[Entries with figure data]
-------
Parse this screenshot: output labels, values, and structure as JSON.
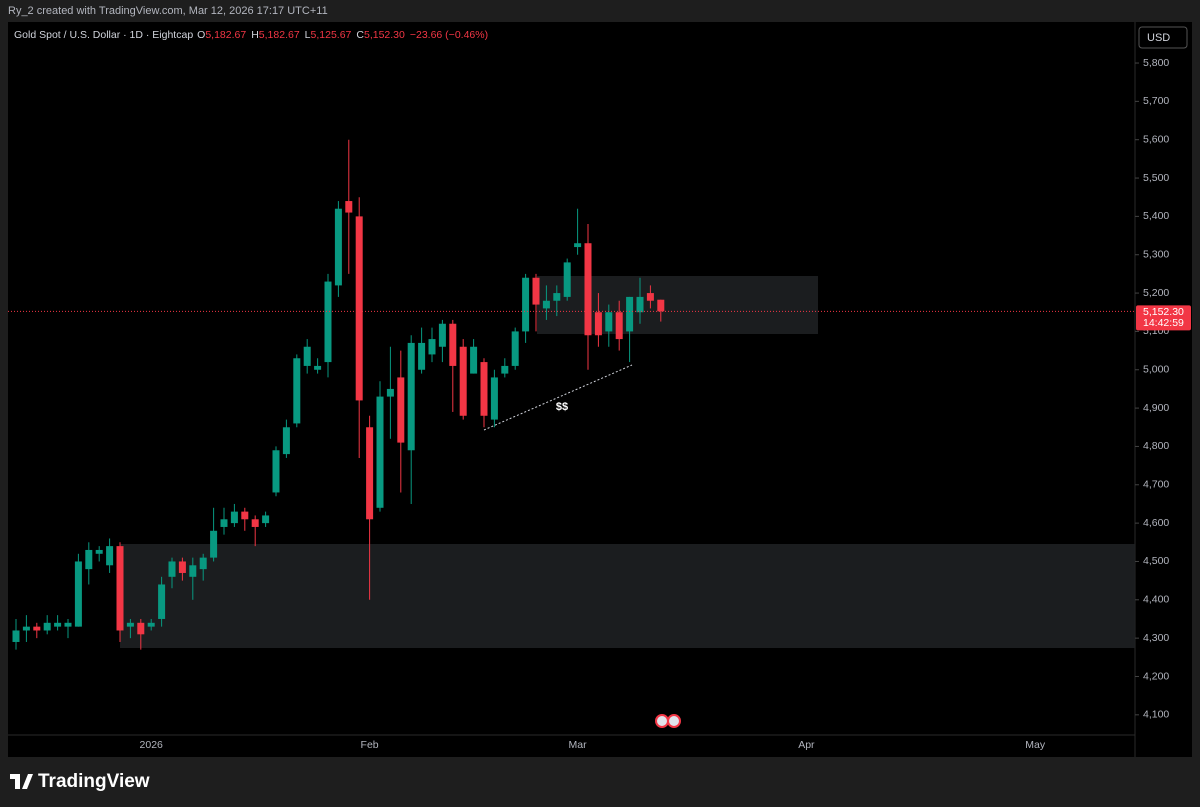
{
  "page": {
    "note": "Ry_2 created with TradingView.com, Mar 12, 2026 17:17 UTC+11",
    "brand": "TradingView",
    "currency": "USD"
  },
  "chart_data": {
    "type": "candlestick",
    "symbol": "Gold Spot / U.S. Dollar · 1D · Eightcap",
    "legend": [
      {
        "key": "O",
        "value": "5,182.67"
      },
      {
        "key": "H",
        "value": "5,182.67"
      },
      {
        "key": "L",
        "value": "5,125.67"
      },
      {
        "key": "C",
        "value": "5,152.30"
      }
    ],
    "change": "−23.66 (−0.46%)",
    "last_price_label": "5,152.30",
    "countdown": "14:42:59",
    "annotations": [
      "$$"
    ],
    "up_color": "#089981",
    "down_color": "#f23645",
    "grid": false,
    "categories": [
      null,
      null,
      null,
      null,
      null,
      null,
      null,
      null,
      null,
      null,
      null,
      null,
      null,
      "2026",
      null,
      null,
      null,
      null,
      null,
      null,
      null,
      null,
      null,
      null,
      null,
      null,
      null,
      null,
      null,
      null,
      null,
      null,
      null,
      null,
      "Feb",
      null,
      null,
      null,
      null,
      null,
      null,
      null,
      null,
      null,
      null,
      null,
      null,
      null,
      null,
      null,
      null,
      null,
      null,
      null,
      "Mar",
      null,
      null,
      null,
      null,
      null,
      null,
      null,
      null,
      null,
      null,
      null,
      null,
      null,
      null,
      null,
      null,
      null,
      null,
      null,
      null,
      null,
      "Apr",
      null,
      null,
      null,
      null,
      null,
      null,
      null,
      null,
      null,
      null,
      null,
      null,
      null,
      null,
      null,
      null,
      null,
      null,
      null,
      null,
      null,
      "May",
      null,
      null,
      null,
      null,
      null,
      null,
      null,
      null,
      null
    ],
    "open": [
      4290,
      4320,
      4330,
      4320,
      4330,
      4330,
      4330,
      4480,
      4520,
      4490,
      4540,
      4330,
      4340,
      4330,
      4350,
      4460,
      4500,
      4460,
      4480,
      4510,
      4590,
      4600,
      4630,
      4610,
      4600,
      4680,
      4780,
      4860,
      5010,
      5000,
      5020,
      5220,
      5440,
      5400,
      4850,
      4640,
      4930,
      4980,
      4790,
      5000,
      5040,
      5060,
      5120,
      5060,
      4990,
      5020,
      4870,
      4990,
      5010,
      5100,
      5240,
      5160,
      5180,
      5190,
      5320,
      5330,
      5150,
      5100,
      5150,
      5100,
      5150,
      5200,
      5182.67,
      null,
      null,
      null,
      null,
      null,
      null,
      null,
      null,
      null,
      null,
      null,
      null,
      null,
      null,
      null,
      null,
      null,
      null,
      null,
      null,
      null,
      null,
      null,
      null,
      null,
      null,
      null,
      null,
      null,
      null,
      null,
      null,
      null,
      null,
      null,
      null,
      null,
      null,
      null,
      null,
      null,
      null,
      null,
      null,
      null
    ],
    "high": [
      4350,
      4360,
      4340,
      4360,
      4360,
      4350,
      4520,
      4550,
      4540,
      4560,
      4550,
      4350,
      4350,
      4350,
      4460,
      4510,
      4510,
      4510,
      4520,
      4640,
      4640,
      4650,
      4640,
      4620,
      4630,
      4800,
      4870,
      5040,
      5080,
      5030,
      5250,
      5440,
      5600,
      5450,
      4880,
      4970,
      5060,
      5050,
      5090,
      5110,
      5110,
      5130,
      5130,
      5080,
      5080,
      5030,
      5000,
      5030,
      5110,
      5250,
      5250,
      5220,
      5220,
      5290,
      5420,
      5380,
      5200,
      5170,
      5180,
      5190,
      5240,
      5220,
      5182.67,
      null,
      null,
      null,
      null,
      null,
      null,
      null,
      null,
      null,
      null,
      null,
      null,
      null,
      null,
      null,
      null,
      null,
      null,
      null,
      null,
      null,
      null,
      null,
      null,
      null,
      null,
      null,
      null,
      null,
      null,
      null,
      null,
      null,
      null,
      null,
      null,
      null,
      null,
      null,
      null,
      null,
      null,
      null,
      null,
      null
    ],
    "low": [
      4270,
      4290,
      4300,
      4310,
      4320,
      4300,
      4330,
      4440,
      4500,
      4470,
      4290,
      4300,
      4270,
      4320,
      4330,
      4430,
      4450,
      4400,
      4450,
      4500,
      4570,
      4590,
      4580,
      4540,
      4590,
      4670,
      4770,
      4850,
      4990,
      4990,
      4980,
      5190,
      5250,
      4770,
      4400,
      4630,
      4820,
      4680,
      4650,
      4990,
      5020,
      5020,
      4890,
      4870,
      4990,
      4850,
      4850,
      4980,
      5000,
      5070,
      5100,
      5130,
      5140,
      5180,
      5300,
      5000,
      5060,
      5060,
      5050,
      5020,
      5120,
      5160,
      5125.67,
      null,
      null,
      null,
      null,
      null,
      null,
      null,
      null,
      null,
      null,
      null,
      null,
      null,
      null,
      null,
      null,
      null,
      null,
      null,
      null,
      null,
      null,
      null,
      null,
      null,
      null,
      null,
      null,
      null,
      null,
      null,
      null,
      null,
      null,
      null,
      null,
      null,
      null,
      null,
      null,
      null,
      null,
      null,
      null,
      null
    ],
    "close": [
      4320,
      4330,
      4320,
      4340,
      4340,
      4340,
      4500,
      4530,
      4530,
      4540,
      4320,
      4340,
      4310,
      4340,
      4440,
      4500,
      4470,
      4490,
      4510,
      4580,
      4610,
      4630,
      4610,
      4590,
      4620,
      4790,
      4850,
      5030,
      5060,
      5010,
      5230,
      5420,
      5410,
      4920,
      4610,
      4930,
      4950,
      4810,
      5070,
      5070,
      5080,
      5120,
      5010,
      4880,
      5060,
      4880,
      4980,
      5010,
      5100,
      5240,
      5170,
      5180,
      5200,
      5280,
      5330,
      5090,
      5090,
      5150,
      5080,
      5190,
      5190,
      5180,
      5152.3,
      null,
      null,
      null,
      null,
      null,
      null,
      null,
      null,
      null,
      null,
      null,
      null,
      null,
      null,
      null,
      null,
      null,
      null,
      null,
      null,
      null,
      null,
      null,
      null,
      null,
      null,
      null,
      null,
      null,
      null,
      null,
      null,
      null,
      null,
      null,
      null,
      null,
      null,
      null,
      null,
      null,
      null,
      null,
      null,
      null
    ],
    "ylim": [
      3990,
      5907
    ],
    "yticks": [
      {
        "value": 4100,
        "label": "4,100"
      },
      {
        "value": 4200,
        "label": "4,200"
      },
      {
        "value": 4300,
        "label": "4,300"
      },
      {
        "value": 4400,
        "label": "4,400"
      },
      {
        "value": 4500,
        "label": "4,500"
      },
      {
        "value": 4600,
        "label": "4,600"
      },
      {
        "value": 4700,
        "label": "4,700"
      },
      {
        "value": 4800,
        "label": "4,800"
      },
      {
        "value": 4900,
        "label": "4,900"
      },
      {
        "value": 5000,
        "label": "5,000"
      },
      {
        "value": 5100,
        "label": "5,100"
      },
      {
        "value": 5200,
        "label": "5,200"
      },
      {
        "value": 5300,
        "label": "5,300"
      },
      {
        "value": 5400,
        "label": "5,400"
      },
      {
        "value": 5500,
        "label": "5,500"
      },
      {
        "value": 5600,
        "label": "5,600"
      },
      {
        "value": 5700,
        "label": "5,700"
      },
      {
        "value": 5800,
        "label": "5,800"
      }
    ]
  }
}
-------
Exercise description: Reproduce each entry verbatim, excluding any embedded images.

Result below:
Parse this screenshot: output labels, values, and structure as JSON.
{
  "page": {
    "note": "Ry_2 created with TradingView.com, Mar 12, 2026 17:17 UTC+11",
    "brand": "TradingView",
    "currency": "USD"
  },
  "chart_data": {
    "type": "candlestick",
    "symbol": "Gold Spot / U.S. Dollar · 1D · Eightcap",
    "legend": [
      {
        "key": "O",
        "value": "5,182.67"
      },
      {
        "key": "H",
        "value": "5,182.67"
      },
      {
        "key": "L",
        "value": "5,125.67"
      },
      {
        "key": "C",
        "value": "5,152.30"
      }
    ],
    "change": "−23.66 (−0.46%)",
    "last_price_label": "5,152.30",
    "countdown": "14:42:59",
    "annotations": [
      "$$"
    ],
    "up_color": "#089981",
    "down_color": "#f23645",
    "grid": false,
    "categories": [
      null,
      null,
      null,
      null,
      null,
      null,
      null,
      null,
      null,
      null,
      null,
      null,
      null,
      "2026",
      null,
      null,
      null,
      null,
      null,
      null,
      null,
      null,
      null,
      null,
      null,
      null,
      null,
      null,
      null,
      null,
      null,
      null,
      null,
      null,
      "Feb",
      null,
      null,
      null,
      null,
      null,
      null,
      null,
      null,
      null,
      null,
      null,
      null,
      null,
      null,
      null,
      null,
      null,
      null,
      null,
      "Mar",
      null,
      null,
      null,
      null,
      null,
      null,
      null,
      null,
      null,
      null,
      null,
      null,
      null,
      null,
      null,
      null,
      null,
      null,
      null,
      null,
      null,
      "Apr",
      null,
      null,
      null,
      null,
      null,
      null,
      null,
      null,
      null,
      null,
      null,
      null,
      null,
      null,
      null,
      null,
      null,
      null,
      null,
      null,
      null,
      "May",
      null,
      null,
      null,
      null,
      null,
      null,
      null,
      null,
      null
    ],
    "open": [
      4290,
      4320,
      4330,
      4320,
      4330,
      4330,
      4330,
      4480,
      4520,
      4490,
      4540,
      4330,
      4340,
      4330,
      4350,
      4460,
      4500,
      4460,
      4480,
      4510,
      4590,
      4600,
      4630,
      4610,
      4600,
      4680,
      4780,
      4860,
      5010,
      5000,
      5020,
      5220,
      5440,
      5400,
      4850,
      4640,
      4930,
      4980,
      4790,
      5000,
      5040,
      5060,
      5120,
      5060,
      4990,
      5020,
      4870,
      4990,
      5010,
      5100,
      5240,
      5160,
      5180,
      5190,
      5320,
      5330,
      5150,
      5100,
      5150,
      5100,
      5150,
      5200,
      5182.67,
      null,
      null,
      null,
      null,
      null,
      null,
      null,
      null,
      null,
      null,
      null,
      null,
      null,
      null,
      null,
      null,
      null,
      null,
      null,
      null,
      null,
      null,
      null,
      null,
      null,
      null,
      null,
      null,
      null,
      null,
      null,
      null,
      null,
      null,
      null,
      null,
      null,
      null,
      null,
      null,
      null,
      null,
      null,
      null,
      null
    ],
    "high": [
      4350,
      4360,
      4340,
      4360,
      4360,
      4350,
      4520,
      4550,
      4540,
      4560,
      4550,
      4350,
      4350,
      4350,
      4460,
      4510,
      4510,
      4510,
      4520,
      4640,
      4640,
      4650,
      4640,
      4620,
      4630,
      4800,
      4870,
      5040,
      5080,
      5030,
      5250,
      5440,
      5600,
      5450,
      4880,
      4970,
      5060,
      5050,
      5090,
      5110,
      5110,
      5130,
      5130,
      5080,
      5080,
      5030,
      5000,
      5030,
      5110,
      5250,
      5250,
      5220,
      5220,
      5290,
      5420,
      5380,
      5200,
      5170,
      5180,
      5190,
      5240,
      5220,
      5182.67,
      null,
      null,
      null,
      null,
      null,
      null,
      null,
      null,
      null,
      null,
      null,
      null,
      null,
      null,
      null,
      null,
      null,
      null,
      null,
      null,
      null,
      null,
      null,
      null,
      null,
      null,
      null,
      null,
      null,
      null,
      null,
      null,
      null,
      null,
      null,
      null,
      null,
      null,
      null,
      null,
      null,
      null,
      null,
      null,
      null
    ],
    "low": [
      4270,
      4290,
      4300,
      4310,
      4320,
      4300,
      4330,
      4440,
      4500,
      4470,
      4290,
      4300,
      4270,
      4320,
      4330,
      4430,
      4450,
      4400,
      4450,
      4500,
      4570,
      4590,
      4580,
      4540,
      4590,
      4670,
      4770,
      4850,
      4990,
      4990,
      4980,
      5190,
      5250,
      4770,
      4400,
      4630,
      4820,
      4680,
      4650,
      4990,
      5020,
      5020,
      4890,
      4870,
      4990,
      4850,
      4850,
      4980,
      5000,
      5070,
      5100,
      5130,
      5140,
      5180,
      5300,
      5000,
      5060,
      5060,
      5050,
      5020,
      5120,
      5160,
      5125.67,
      null,
      null,
      null,
      null,
      null,
      null,
      null,
      null,
      null,
      null,
      null,
      null,
      null,
      null,
      null,
      null,
      null,
      null,
      null,
      null,
      null,
      null,
      null,
      null,
      null,
      null,
      null,
      null,
      null,
      null,
      null,
      null,
      null,
      null,
      null,
      null,
      null,
      null,
      null,
      null,
      null,
      null,
      null,
      null,
      null
    ],
    "close": [
      4320,
      4330,
      4320,
      4340,
      4340,
      4340,
      4500,
      4530,
      4530,
      4540,
      4320,
      4340,
      4310,
      4340,
      4440,
      4500,
      4470,
      4490,
      4510,
      4580,
      4610,
      4630,
      4610,
      4590,
      4620,
      4790,
      4850,
      5030,
      5060,
      5010,
      5230,
      5420,
      5410,
      4920,
      4610,
      4930,
      4950,
      4810,
      5070,
      5070,
      5080,
      5120,
      5010,
      4880,
      5060,
      4880,
      4980,
      5010,
      5100,
      5240,
      5170,
      5180,
      5200,
      5280,
      5330,
      5090,
      5090,
      5150,
      5080,
      5190,
      5190,
      5180,
      5152.3,
      null,
      null,
      null,
      null,
      null,
      null,
      null,
      null,
      null,
      null,
      null,
      null,
      null,
      null,
      null,
      null,
      null,
      null,
      null,
      null,
      null,
      null,
      null,
      null,
      null,
      null,
      null,
      null,
      null,
      null,
      null,
      null,
      null,
      null,
      null,
      null,
      null,
      null,
      null,
      null,
      null,
      null,
      null,
      null,
      null
    ],
    "ylim": [
      3990,
      5907
    ],
    "yticks": [
      {
        "value": 4100,
        "label": "4,100"
      },
      {
        "value": 4200,
        "label": "4,200"
      },
      {
        "value": 4300,
        "label": "4,300"
      },
      {
        "value": 4400,
        "label": "4,400"
      },
      {
        "value": 4500,
        "label": "4,500"
      },
      {
        "value": 4600,
        "label": "4,600"
      },
      {
        "value": 4700,
        "label": "4,700"
      },
      {
        "value": 4800,
        "label": "4,800"
      },
      {
        "value": 4900,
        "label": "4,900"
      },
      {
        "value": 5000,
        "label": "5,000"
      },
      {
        "value": 5100,
        "label": "5,100"
      },
      {
        "value": 5200,
        "label": "5,200"
      },
      {
        "value": 5300,
        "label": "5,300"
      },
      {
        "value": 5400,
        "label": "5,400"
      },
      {
        "value": 5500,
        "label": "5,500"
      },
      {
        "value": 5600,
        "label": "5,600"
      },
      {
        "value": 5700,
        "label": "5,700"
      },
      {
        "value": 5800,
        "label": "5,800"
      }
    ]
  }
}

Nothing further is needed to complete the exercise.